*Do this*. Reproduce the listing below exactly. Pictures do not belong in the copy.

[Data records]
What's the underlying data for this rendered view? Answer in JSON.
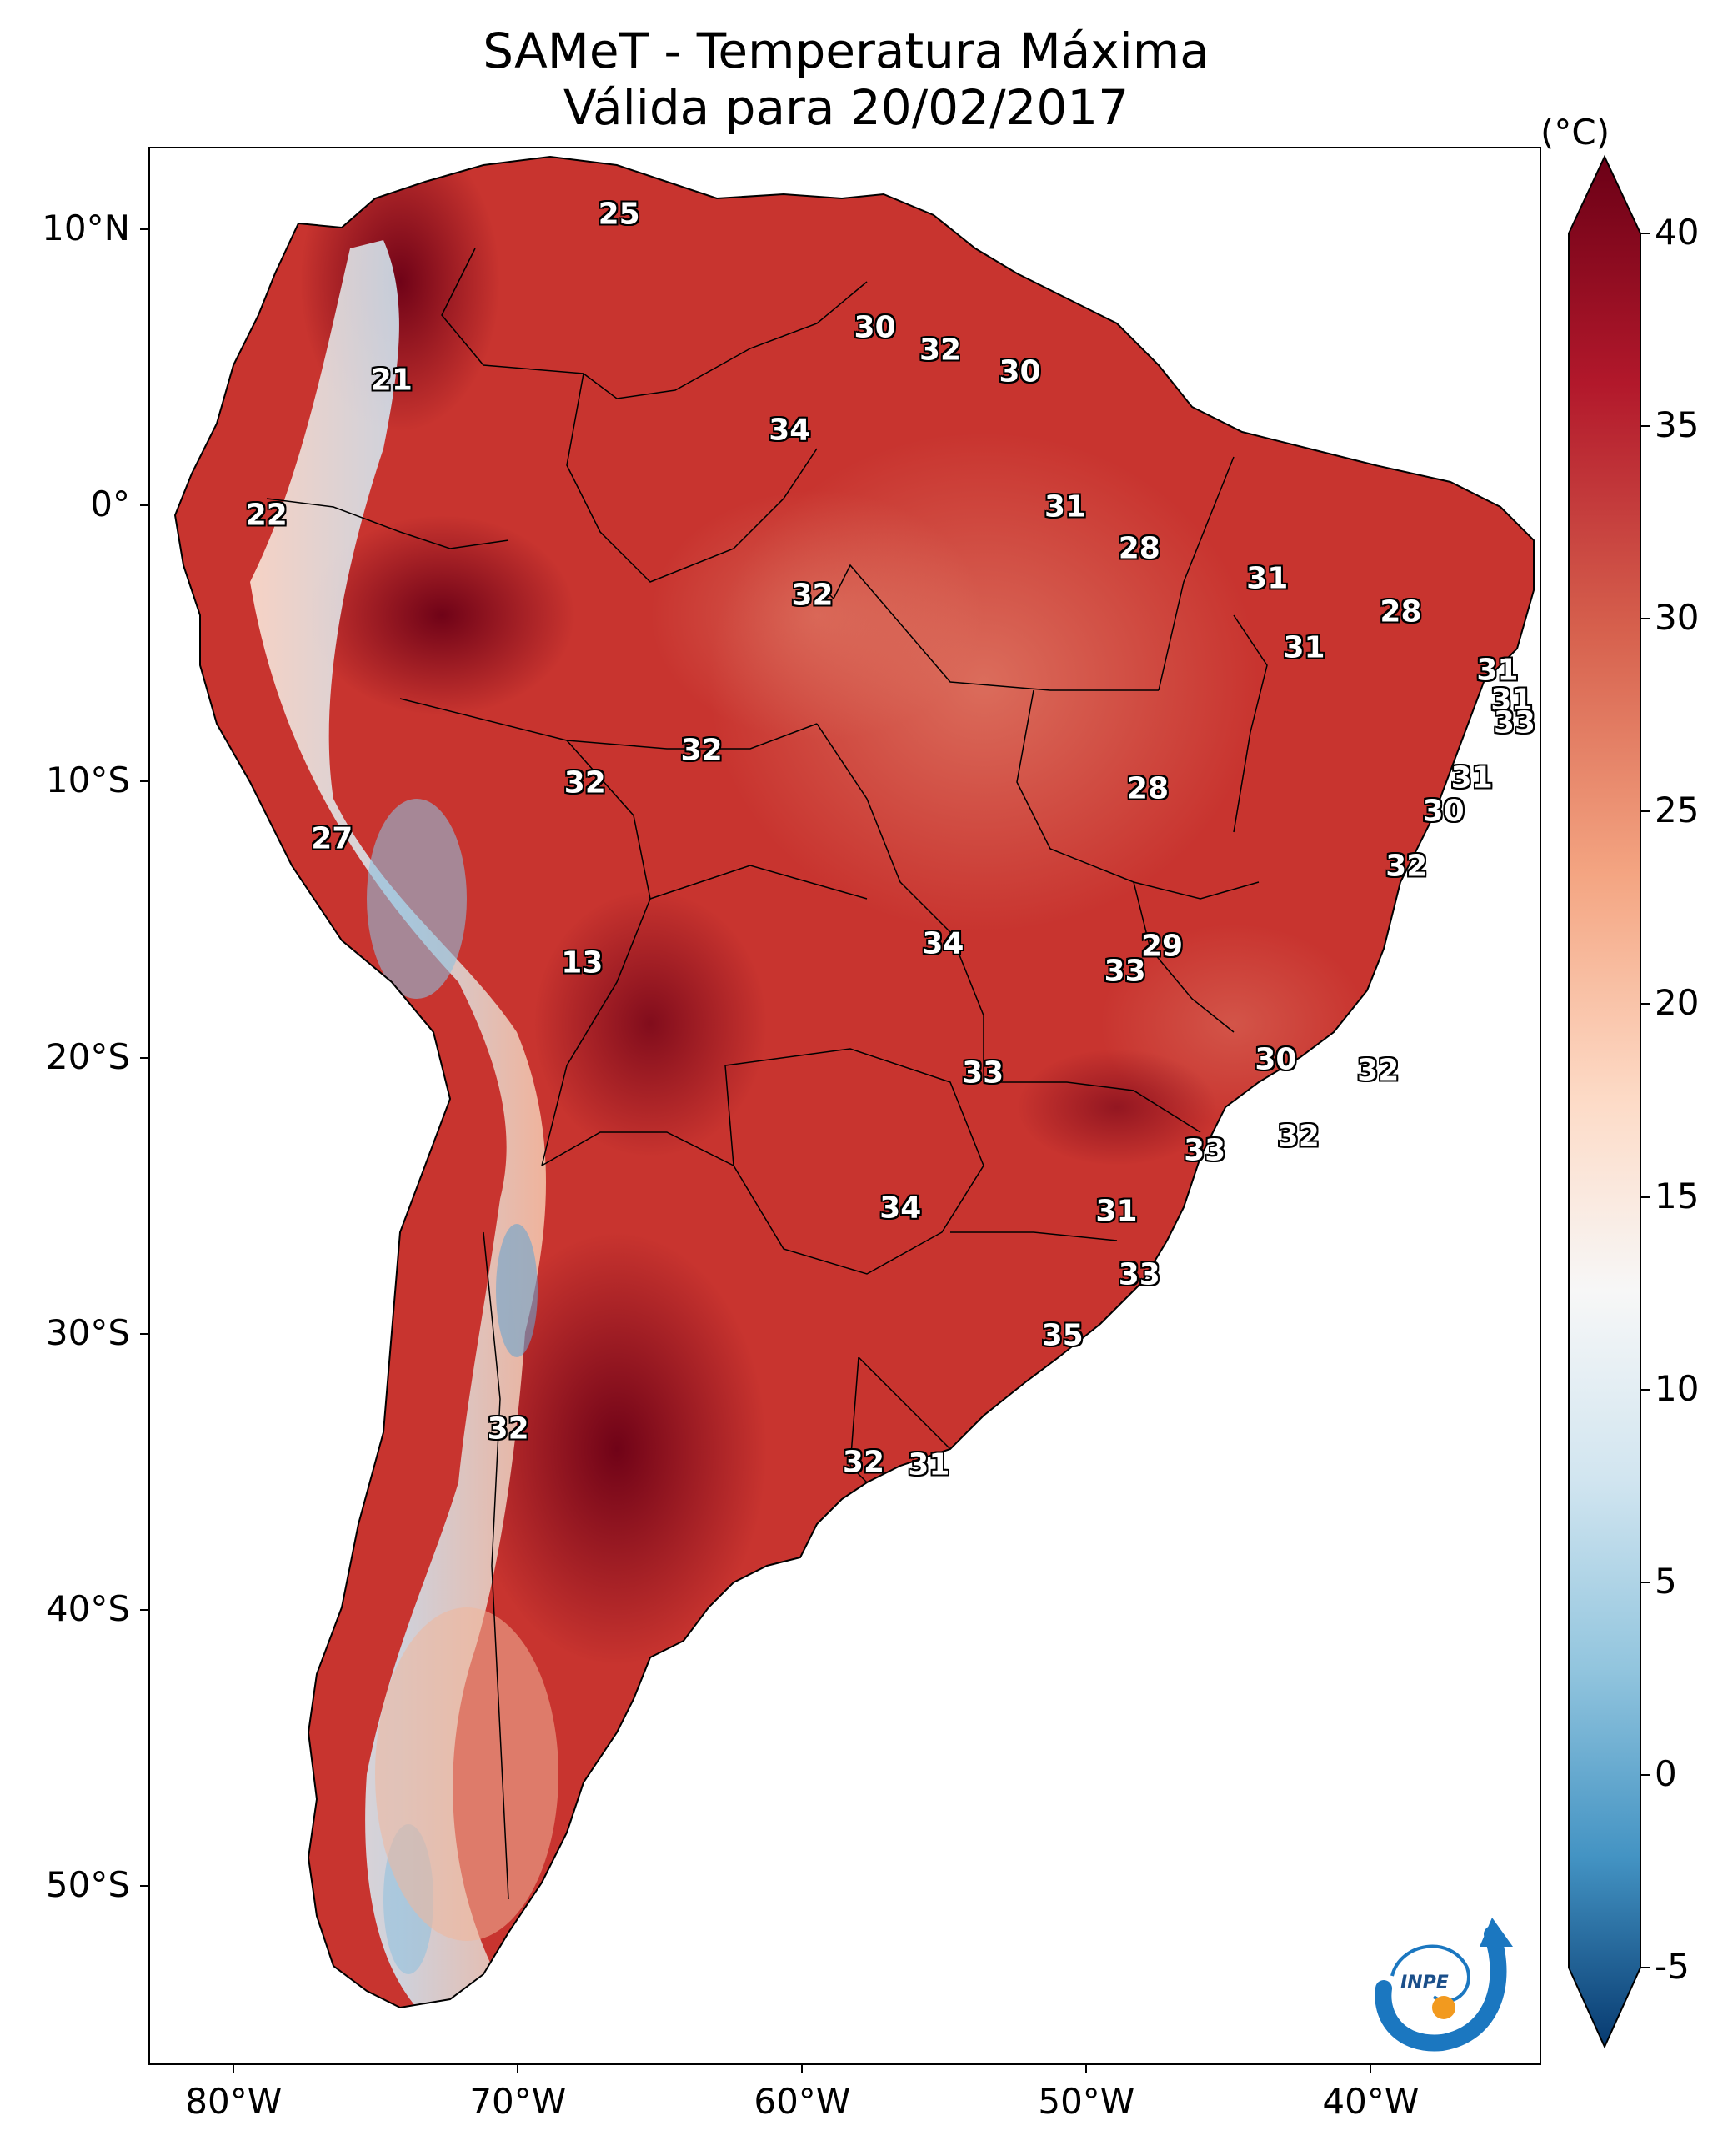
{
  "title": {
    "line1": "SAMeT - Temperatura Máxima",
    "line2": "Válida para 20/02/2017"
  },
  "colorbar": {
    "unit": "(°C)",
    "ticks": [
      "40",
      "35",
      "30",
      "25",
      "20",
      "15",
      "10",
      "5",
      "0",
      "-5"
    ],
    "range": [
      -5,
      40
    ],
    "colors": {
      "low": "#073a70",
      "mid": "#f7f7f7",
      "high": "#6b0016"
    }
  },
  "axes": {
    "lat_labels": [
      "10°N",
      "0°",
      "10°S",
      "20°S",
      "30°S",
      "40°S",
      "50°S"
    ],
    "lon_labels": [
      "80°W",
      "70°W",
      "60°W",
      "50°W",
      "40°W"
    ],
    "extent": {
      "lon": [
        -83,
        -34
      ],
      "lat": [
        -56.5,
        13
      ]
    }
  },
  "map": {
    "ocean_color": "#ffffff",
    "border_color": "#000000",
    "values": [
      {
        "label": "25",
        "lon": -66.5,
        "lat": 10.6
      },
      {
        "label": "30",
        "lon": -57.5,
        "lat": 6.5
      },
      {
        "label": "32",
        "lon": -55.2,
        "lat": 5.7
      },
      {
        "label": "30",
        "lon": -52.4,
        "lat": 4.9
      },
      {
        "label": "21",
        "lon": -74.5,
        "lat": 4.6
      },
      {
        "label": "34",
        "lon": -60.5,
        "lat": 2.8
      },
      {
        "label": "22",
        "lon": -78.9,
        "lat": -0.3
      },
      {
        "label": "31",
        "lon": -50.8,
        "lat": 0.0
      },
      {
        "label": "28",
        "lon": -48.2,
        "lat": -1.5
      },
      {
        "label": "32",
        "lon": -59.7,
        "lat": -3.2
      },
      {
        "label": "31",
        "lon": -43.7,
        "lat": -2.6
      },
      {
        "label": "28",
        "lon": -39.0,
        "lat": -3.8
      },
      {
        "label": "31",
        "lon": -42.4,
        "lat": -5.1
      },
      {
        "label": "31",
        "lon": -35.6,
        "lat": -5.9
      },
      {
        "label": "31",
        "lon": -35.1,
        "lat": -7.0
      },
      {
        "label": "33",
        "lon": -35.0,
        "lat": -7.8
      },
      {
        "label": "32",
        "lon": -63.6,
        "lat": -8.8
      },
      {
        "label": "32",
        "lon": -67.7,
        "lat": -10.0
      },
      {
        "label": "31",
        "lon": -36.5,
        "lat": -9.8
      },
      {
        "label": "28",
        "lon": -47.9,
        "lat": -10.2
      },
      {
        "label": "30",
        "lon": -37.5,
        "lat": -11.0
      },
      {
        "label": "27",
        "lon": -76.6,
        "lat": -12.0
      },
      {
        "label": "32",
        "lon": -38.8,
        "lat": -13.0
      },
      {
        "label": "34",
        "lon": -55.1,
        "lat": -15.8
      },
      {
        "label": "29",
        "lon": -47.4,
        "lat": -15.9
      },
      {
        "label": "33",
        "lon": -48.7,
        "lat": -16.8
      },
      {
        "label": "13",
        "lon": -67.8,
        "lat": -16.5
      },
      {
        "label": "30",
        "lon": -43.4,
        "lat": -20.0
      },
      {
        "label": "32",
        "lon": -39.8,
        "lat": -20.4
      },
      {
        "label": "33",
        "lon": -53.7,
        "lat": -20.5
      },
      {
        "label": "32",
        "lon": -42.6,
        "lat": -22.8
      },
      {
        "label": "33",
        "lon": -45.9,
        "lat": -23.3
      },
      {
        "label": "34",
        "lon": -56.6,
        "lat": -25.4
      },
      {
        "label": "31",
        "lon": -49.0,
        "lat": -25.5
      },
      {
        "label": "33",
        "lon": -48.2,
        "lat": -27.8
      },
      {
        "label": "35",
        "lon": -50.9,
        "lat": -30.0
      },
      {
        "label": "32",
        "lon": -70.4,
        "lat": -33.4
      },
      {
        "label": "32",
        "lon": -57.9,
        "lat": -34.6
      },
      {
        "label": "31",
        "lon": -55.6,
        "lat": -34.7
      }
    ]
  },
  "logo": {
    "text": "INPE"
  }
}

*Output of the task*.
What's the underlying data for this rendered view? Answer in JSON.
{
  "title": {
    "line1": "SAMeT - Temperatura Máxima",
    "line2": "Válida para 20/02/2017"
  },
  "colorbar": {
    "unit": "(°C)",
    "ticks": [
      "40",
      "35",
      "30",
      "25",
      "20",
      "15",
      "10",
      "5",
      "0",
      "-5"
    ],
    "range": [
      -5,
      40
    ],
    "colors": {
      "low": "#073a70",
      "mid": "#f7f7f7",
      "high": "#6b0016"
    }
  },
  "axes": {
    "lat_labels": [
      "10°N",
      "0°",
      "10°S",
      "20°S",
      "30°S",
      "40°S",
      "50°S"
    ],
    "lon_labels": [
      "80°W",
      "70°W",
      "60°W",
      "50°W",
      "40°W"
    ],
    "extent": {
      "lon": [
        -83,
        -34
      ],
      "lat": [
        -56.5,
        13
      ]
    }
  },
  "map": {
    "ocean_color": "#ffffff",
    "border_color": "#000000",
    "values": [
      {
        "label": "25",
        "lon": -66.5,
        "lat": 10.6
      },
      {
        "label": "30",
        "lon": -57.5,
        "lat": 6.5
      },
      {
        "label": "32",
        "lon": -55.2,
        "lat": 5.7
      },
      {
        "label": "30",
        "lon": -52.4,
        "lat": 4.9
      },
      {
        "label": "21",
        "lon": -74.5,
        "lat": 4.6
      },
      {
        "label": "34",
        "lon": -60.5,
        "lat": 2.8
      },
      {
        "label": "22",
        "lon": -78.9,
        "lat": -0.3
      },
      {
        "label": "31",
        "lon": -50.8,
        "lat": 0.0
      },
      {
        "label": "28",
        "lon": -48.2,
        "lat": -1.5
      },
      {
        "label": "32",
        "lon": -59.7,
        "lat": -3.2
      },
      {
        "label": "31",
        "lon": -43.7,
        "lat": -2.6
      },
      {
        "label": "28",
        "lon": -39.0,
        "lat": -3.8
      },
      {
        "label": "31",
        "lon": -42.4,
        "lat": -5.1
      },
      {
        "label": "31",
        "lon": -35.6,
        "lat": -5.9
      },
      {
        "label": "31",
        "lon": -35.1,
        "lat": -7.0
      },
      {
        "label": "33",
        "lon": -35.0,
        "lat": -7.8
      },
      {
        "label": "32",
        "lon": -63.6,
        "lat": -8.8
      },
      {
        "label": "32",
        "lon": -67.7,
        "lat": -10.0
      },
      {
        "label": "31",
        "lon": -36.5,
        "lat": -9.8
      },
      {
        "label": "28",
        "lon": -47.9,
        "lat": -10.2
      },
      {
        "label": "30",
        "lon": -37.5,
        "lat": -11.0
      },
      {
        "label": "27",
        "lon": -76.6,
        "lat": -12.0
      },
      {
        "label": "32",
        "lon": -38.8,
        "lat": -13.0
      },
      {
        "label": "34",
        "lon": -55.1,
        "lat": -15.8
      },
      {
        "label": "29",
        "lon": -47.4,
        "lat": -15.9
      },
      {
        "label": "33",
        "lon": -48.7,
        "lat": -16.8
      },
      {
        "label": "13",
        "lon": -67.8,
        "lat": -16.5
      },
      {
        "label": "30",
        "lon": -43.4,
        "lat": -20.0
      },
      {
        "label": "32",
        "lon": -39.8,
        "lat": -20.4
      },
      {
        "label": "33",
        "lon": -53.7,
        "lat": -20.5
      },
      {
        "label": "32",
        "lon": -42.6,
        "lat": -22.8
      },
      {
        "label": "33",
        "lon": -45.9,
        "lat": -23.3
      },
      {
        "label": "34",
        "lon": -56.6,
        "lat": -25.4
      },
      {
        "label": "31",
        "lon": -49.0,
        "lat": -25.5
      },
      {
        "label": "33",
        "lon": -48.2,
        "lat": -27.8
      },
      {
        "label": "35",
        "lon": -50.9,
        "lat": -30.0
      },
      {
        "label": "32",
        "lon": -70.4,
        "lat": -33.4
      },
      {
        "label": "32",
        "lon": -57.9,
        "lat": -34.6
      },
      {
        "label": "31",
        "lon": -55.6,
        "lat": -34.7
      }
    ]
  },
  "logo": {
    "text": "INPE"
  }
}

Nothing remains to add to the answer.